- STATED EXERCISE -
Using the material that follows, identify and copy each line with the string "color".

"""

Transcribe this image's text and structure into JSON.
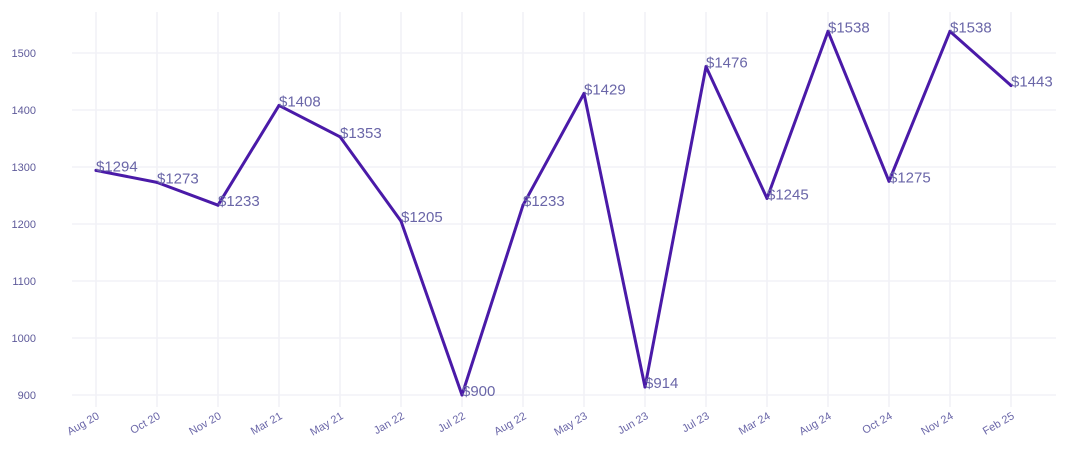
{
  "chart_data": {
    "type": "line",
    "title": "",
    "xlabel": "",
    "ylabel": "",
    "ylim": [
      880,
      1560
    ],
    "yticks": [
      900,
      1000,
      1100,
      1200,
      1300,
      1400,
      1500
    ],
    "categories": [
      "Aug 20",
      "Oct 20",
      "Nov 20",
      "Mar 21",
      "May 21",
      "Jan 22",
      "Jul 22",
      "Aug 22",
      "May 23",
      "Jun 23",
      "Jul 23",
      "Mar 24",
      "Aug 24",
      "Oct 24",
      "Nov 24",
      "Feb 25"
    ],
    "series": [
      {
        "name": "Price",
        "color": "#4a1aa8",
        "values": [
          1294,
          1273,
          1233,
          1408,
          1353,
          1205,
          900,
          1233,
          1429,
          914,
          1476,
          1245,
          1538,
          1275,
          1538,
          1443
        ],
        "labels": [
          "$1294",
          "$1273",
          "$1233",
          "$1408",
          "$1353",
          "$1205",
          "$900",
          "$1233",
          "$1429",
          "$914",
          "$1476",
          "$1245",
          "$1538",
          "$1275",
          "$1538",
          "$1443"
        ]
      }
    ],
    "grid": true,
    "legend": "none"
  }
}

"""
"""

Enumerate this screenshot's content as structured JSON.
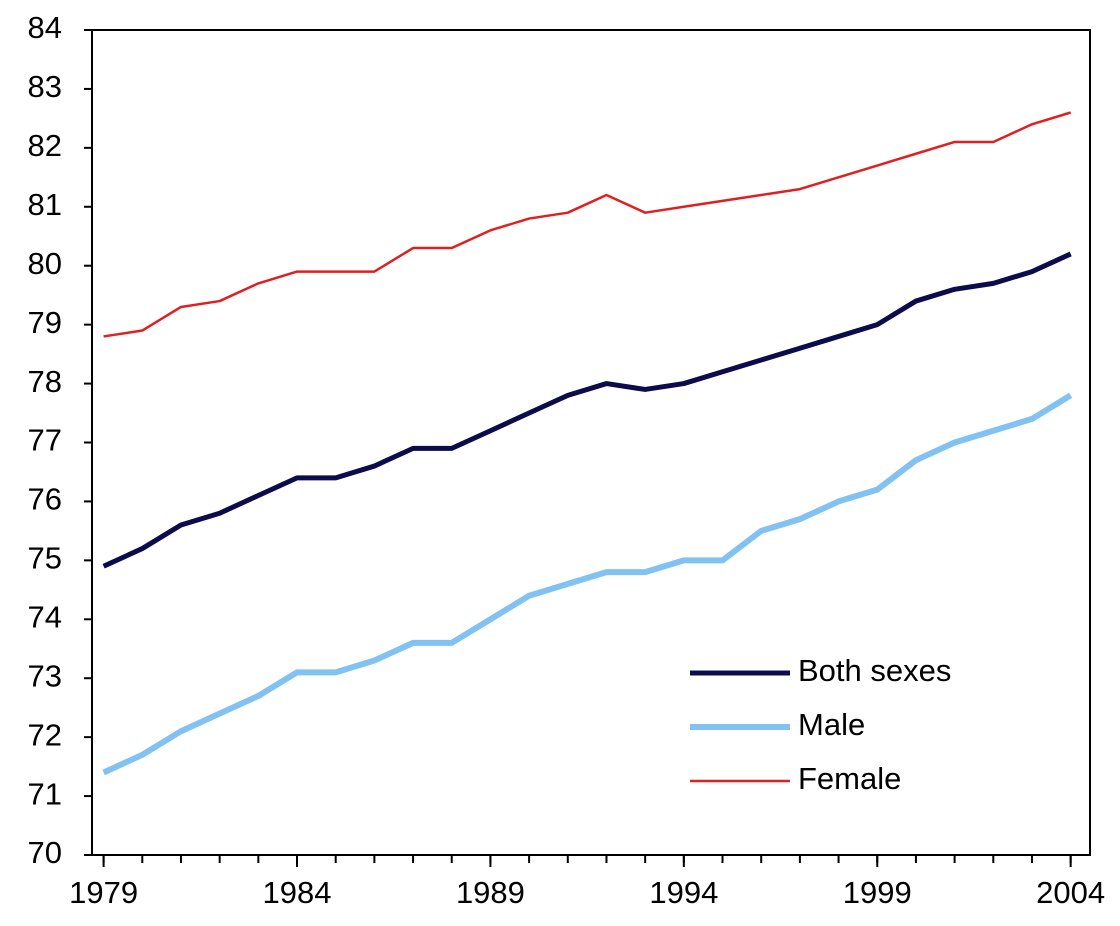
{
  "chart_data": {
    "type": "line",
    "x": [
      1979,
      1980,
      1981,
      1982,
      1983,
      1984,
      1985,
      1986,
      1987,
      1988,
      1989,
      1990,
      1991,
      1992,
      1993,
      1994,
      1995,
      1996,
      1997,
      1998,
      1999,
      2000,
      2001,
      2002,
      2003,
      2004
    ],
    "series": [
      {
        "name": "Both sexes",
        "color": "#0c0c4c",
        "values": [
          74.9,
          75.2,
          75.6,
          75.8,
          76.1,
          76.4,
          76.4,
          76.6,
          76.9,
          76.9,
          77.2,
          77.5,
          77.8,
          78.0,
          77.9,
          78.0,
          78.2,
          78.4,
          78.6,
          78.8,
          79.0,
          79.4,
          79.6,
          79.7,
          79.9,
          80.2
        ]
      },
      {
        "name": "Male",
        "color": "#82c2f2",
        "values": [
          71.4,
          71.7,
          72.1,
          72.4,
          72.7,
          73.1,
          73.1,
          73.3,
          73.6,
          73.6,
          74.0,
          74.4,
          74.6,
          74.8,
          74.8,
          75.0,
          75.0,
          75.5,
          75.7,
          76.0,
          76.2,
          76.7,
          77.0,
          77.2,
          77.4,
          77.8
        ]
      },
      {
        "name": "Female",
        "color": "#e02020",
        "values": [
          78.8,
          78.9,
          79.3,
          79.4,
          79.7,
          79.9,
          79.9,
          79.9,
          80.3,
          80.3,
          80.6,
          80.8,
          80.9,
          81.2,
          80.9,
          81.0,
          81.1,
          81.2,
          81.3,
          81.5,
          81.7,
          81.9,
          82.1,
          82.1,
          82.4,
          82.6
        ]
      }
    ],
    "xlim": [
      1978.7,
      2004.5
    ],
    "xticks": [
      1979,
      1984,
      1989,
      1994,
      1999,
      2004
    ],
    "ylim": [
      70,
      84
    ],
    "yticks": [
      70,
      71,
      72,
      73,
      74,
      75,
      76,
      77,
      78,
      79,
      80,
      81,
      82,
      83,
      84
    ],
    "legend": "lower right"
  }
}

"""

- TASK RESPONSE -
        "color": "#4a1aa8",
        "color": "#0c0c4c",
        "color": "#82c2f2",
        "color": "#e02020",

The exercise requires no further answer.